== Given task ==
Locate and copy all lines bearing the word "dictionary".

(Dataset records)
------------------------------------------------------------

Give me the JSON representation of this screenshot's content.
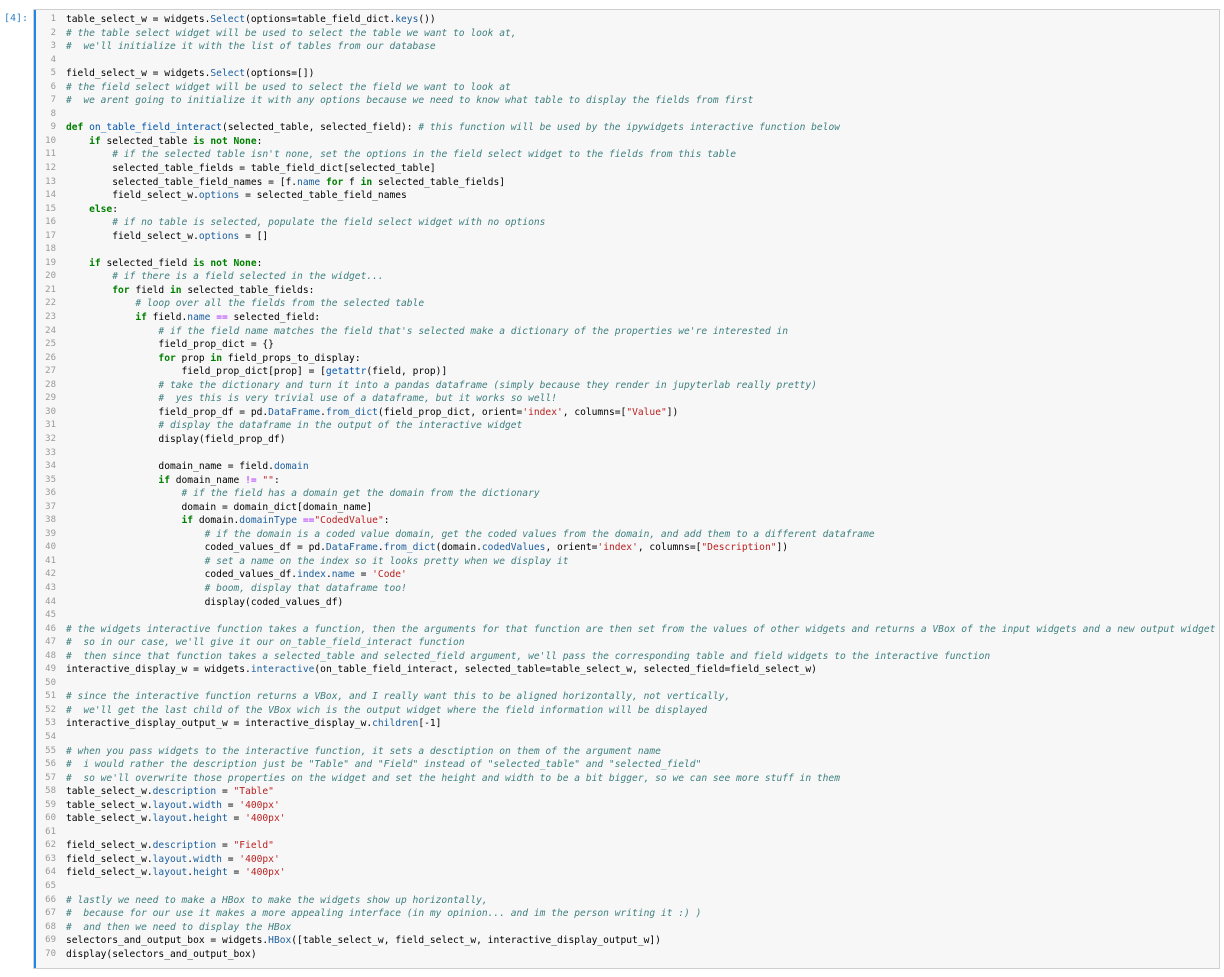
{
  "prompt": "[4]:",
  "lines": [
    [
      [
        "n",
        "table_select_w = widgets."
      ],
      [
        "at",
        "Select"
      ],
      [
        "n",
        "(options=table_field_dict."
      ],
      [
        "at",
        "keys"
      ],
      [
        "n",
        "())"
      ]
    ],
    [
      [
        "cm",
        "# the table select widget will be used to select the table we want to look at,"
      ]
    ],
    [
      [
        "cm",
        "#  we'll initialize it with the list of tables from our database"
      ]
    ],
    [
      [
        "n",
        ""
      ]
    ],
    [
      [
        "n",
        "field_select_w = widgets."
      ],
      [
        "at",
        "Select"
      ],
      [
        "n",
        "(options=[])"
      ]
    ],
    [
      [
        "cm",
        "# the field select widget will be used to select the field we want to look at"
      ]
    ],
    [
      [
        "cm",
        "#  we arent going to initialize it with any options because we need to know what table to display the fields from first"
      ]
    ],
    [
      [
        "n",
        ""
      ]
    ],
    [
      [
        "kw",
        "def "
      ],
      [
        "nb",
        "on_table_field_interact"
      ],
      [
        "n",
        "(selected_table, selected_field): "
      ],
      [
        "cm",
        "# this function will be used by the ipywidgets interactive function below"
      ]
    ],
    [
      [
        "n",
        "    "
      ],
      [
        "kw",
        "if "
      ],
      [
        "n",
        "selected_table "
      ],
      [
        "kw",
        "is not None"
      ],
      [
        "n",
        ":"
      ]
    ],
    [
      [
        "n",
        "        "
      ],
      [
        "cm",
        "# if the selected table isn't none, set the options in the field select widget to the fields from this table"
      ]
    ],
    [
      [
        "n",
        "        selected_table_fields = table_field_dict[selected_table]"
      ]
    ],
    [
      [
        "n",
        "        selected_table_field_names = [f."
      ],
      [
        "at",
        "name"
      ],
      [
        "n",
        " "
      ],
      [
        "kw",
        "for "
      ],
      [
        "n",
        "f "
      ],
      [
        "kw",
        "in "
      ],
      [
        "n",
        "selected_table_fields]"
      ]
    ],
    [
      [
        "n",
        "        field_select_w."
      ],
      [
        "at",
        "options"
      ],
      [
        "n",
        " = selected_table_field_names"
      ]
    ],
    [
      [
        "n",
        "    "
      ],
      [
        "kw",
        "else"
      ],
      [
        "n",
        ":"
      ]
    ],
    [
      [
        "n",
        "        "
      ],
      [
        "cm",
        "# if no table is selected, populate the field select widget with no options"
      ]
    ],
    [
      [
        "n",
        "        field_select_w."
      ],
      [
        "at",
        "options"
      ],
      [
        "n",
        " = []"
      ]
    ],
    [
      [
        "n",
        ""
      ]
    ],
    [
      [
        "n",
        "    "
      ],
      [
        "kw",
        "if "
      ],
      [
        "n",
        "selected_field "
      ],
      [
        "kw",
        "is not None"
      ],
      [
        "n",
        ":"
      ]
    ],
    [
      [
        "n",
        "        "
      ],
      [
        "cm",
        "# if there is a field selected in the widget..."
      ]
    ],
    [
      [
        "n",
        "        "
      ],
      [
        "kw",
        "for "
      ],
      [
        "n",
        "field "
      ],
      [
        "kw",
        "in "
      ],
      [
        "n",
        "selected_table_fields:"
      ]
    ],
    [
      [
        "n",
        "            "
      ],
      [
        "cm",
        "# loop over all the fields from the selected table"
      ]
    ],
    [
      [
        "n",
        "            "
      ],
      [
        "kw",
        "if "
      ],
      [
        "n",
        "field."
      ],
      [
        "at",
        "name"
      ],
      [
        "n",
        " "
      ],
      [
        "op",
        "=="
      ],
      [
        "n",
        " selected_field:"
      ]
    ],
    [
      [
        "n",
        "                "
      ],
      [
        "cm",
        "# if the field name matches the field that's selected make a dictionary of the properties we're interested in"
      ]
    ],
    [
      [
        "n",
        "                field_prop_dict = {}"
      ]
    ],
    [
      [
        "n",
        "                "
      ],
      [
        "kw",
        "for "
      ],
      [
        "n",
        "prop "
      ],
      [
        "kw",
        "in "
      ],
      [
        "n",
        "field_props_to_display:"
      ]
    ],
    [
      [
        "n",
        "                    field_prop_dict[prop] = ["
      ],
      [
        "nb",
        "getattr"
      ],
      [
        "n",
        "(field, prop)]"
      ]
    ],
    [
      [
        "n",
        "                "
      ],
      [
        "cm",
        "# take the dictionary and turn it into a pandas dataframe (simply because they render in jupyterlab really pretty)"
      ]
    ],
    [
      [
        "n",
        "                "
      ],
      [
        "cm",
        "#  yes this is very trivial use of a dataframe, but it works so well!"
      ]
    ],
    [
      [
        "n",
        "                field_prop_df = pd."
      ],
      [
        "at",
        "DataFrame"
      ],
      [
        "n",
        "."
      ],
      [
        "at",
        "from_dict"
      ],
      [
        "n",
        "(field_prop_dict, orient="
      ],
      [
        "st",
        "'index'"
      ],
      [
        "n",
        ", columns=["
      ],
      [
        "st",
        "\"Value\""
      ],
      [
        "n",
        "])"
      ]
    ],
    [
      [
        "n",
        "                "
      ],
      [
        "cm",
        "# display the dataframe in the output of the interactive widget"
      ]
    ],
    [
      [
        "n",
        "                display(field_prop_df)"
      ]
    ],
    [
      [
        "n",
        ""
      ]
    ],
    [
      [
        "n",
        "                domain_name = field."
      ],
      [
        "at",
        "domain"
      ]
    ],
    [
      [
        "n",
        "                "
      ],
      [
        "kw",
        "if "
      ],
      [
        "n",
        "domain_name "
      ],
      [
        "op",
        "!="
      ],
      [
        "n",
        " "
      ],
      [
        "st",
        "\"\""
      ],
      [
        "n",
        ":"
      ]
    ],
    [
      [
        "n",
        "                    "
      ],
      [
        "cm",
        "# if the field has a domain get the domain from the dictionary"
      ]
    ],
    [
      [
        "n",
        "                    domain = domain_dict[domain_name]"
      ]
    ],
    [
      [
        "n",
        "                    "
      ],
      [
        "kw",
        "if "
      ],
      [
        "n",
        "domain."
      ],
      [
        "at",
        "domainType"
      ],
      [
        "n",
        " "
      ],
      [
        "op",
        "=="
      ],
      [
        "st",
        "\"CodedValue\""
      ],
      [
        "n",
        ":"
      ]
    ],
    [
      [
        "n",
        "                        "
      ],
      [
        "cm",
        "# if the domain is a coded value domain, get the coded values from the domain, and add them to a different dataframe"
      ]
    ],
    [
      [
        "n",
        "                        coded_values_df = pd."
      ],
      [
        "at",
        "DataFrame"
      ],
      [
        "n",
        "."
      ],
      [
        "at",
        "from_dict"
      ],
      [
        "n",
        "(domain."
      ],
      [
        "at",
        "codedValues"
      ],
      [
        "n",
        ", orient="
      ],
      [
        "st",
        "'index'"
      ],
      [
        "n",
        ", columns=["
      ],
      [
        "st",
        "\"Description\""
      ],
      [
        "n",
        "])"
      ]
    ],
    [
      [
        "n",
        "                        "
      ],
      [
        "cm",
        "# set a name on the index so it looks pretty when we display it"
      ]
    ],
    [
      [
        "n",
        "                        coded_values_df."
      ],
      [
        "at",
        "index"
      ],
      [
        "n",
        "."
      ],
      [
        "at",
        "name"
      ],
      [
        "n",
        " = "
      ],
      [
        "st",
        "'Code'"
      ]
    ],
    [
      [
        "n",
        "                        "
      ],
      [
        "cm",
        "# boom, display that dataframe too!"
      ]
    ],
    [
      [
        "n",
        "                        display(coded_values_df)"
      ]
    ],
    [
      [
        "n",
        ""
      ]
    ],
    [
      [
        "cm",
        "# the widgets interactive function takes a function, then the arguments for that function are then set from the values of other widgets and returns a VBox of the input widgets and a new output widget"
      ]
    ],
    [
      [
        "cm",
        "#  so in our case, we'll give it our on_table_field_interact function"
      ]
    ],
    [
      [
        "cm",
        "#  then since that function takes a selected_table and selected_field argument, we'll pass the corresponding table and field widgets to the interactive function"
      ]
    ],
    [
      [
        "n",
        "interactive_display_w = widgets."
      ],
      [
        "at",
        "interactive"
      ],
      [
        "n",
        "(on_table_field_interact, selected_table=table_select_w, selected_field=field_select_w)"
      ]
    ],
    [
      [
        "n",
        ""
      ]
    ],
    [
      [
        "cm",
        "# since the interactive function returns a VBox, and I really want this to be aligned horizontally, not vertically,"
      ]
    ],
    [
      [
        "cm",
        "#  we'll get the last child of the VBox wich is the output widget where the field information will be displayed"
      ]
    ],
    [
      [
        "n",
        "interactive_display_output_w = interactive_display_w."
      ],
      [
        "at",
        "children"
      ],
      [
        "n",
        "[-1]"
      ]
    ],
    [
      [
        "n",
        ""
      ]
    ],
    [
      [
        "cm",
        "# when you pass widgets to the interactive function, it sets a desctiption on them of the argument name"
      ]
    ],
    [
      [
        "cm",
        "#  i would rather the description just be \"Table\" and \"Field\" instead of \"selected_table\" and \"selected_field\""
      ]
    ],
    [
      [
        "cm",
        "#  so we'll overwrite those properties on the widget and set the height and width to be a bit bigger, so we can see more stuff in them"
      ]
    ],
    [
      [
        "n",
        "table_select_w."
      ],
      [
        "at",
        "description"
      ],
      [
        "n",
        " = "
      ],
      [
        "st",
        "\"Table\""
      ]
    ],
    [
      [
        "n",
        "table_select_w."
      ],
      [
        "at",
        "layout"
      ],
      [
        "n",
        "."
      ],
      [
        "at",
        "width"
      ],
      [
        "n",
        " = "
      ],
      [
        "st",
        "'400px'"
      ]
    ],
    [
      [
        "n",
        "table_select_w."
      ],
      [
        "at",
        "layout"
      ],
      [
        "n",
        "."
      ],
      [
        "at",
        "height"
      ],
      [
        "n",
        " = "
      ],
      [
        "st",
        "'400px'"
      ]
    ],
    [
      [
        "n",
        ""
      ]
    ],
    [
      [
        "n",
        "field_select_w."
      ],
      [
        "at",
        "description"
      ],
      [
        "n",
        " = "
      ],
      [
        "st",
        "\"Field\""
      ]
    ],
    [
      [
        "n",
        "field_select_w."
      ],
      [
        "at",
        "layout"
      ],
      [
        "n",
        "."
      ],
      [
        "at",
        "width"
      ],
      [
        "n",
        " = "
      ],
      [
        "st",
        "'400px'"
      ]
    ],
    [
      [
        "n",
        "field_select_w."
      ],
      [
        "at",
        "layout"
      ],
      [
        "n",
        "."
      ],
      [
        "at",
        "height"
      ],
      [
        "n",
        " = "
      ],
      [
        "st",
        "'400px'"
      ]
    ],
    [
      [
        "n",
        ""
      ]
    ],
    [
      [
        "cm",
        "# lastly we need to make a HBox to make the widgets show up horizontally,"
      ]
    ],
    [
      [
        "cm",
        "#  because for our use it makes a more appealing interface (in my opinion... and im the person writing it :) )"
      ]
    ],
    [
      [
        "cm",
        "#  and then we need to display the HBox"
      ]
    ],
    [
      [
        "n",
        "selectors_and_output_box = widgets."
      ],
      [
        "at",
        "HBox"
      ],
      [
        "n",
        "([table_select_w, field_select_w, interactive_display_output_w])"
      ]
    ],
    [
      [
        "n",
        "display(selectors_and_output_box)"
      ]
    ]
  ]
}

------------------------------------------------------------

== Output of the exercise ==
        "# if the field name matches the field that's selected make a dictionary of the properties we're interested in"
        "# take the dictionary and turn it into a pandas dataframe (simply because they render in jupyterlab really pretty)"
        "# if the field has a domain get the domain from the dictionary"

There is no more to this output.